Required task => Write out every record in full, exactly as written, please.

Stored data entries
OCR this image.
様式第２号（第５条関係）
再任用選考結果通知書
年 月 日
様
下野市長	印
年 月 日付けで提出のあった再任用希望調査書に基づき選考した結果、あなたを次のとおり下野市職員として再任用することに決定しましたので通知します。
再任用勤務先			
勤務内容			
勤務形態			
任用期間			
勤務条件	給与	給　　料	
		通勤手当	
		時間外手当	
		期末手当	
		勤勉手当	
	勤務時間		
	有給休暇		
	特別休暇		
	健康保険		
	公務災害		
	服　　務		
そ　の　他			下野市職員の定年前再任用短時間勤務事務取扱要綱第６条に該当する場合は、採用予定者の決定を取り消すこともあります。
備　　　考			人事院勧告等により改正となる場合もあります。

Answer below =>
OCR this image.
様式第２号（第５条関係）
再任用選考結果通知書
年 月 日
様
下野市長	印
年 月 日付けで提出のあった再任用希望調査書に基づき選考した結果、あなたを次のとおり下野市職員として再任用することに決定しましたので通知します。
再任用勤務先			
勤務内容			
勤務形態			
任用期間			
勤務条件	給与	給　　料	
		通勤手当	
		時間外手当	
		期末手当	
		勤勉手当	
	勤務時間		
	有給休暇		
	特別休暇		
	健康保険		
	公務災害		
	服　　務		
そ　の　他			下野市職員の定年前再任用短時間勤務事務取扱要綱第６条に該当する場合は、採用予定者の決定を取り消すこともあります。
備　　　考			人事院勧告等により改正となる場合もあります。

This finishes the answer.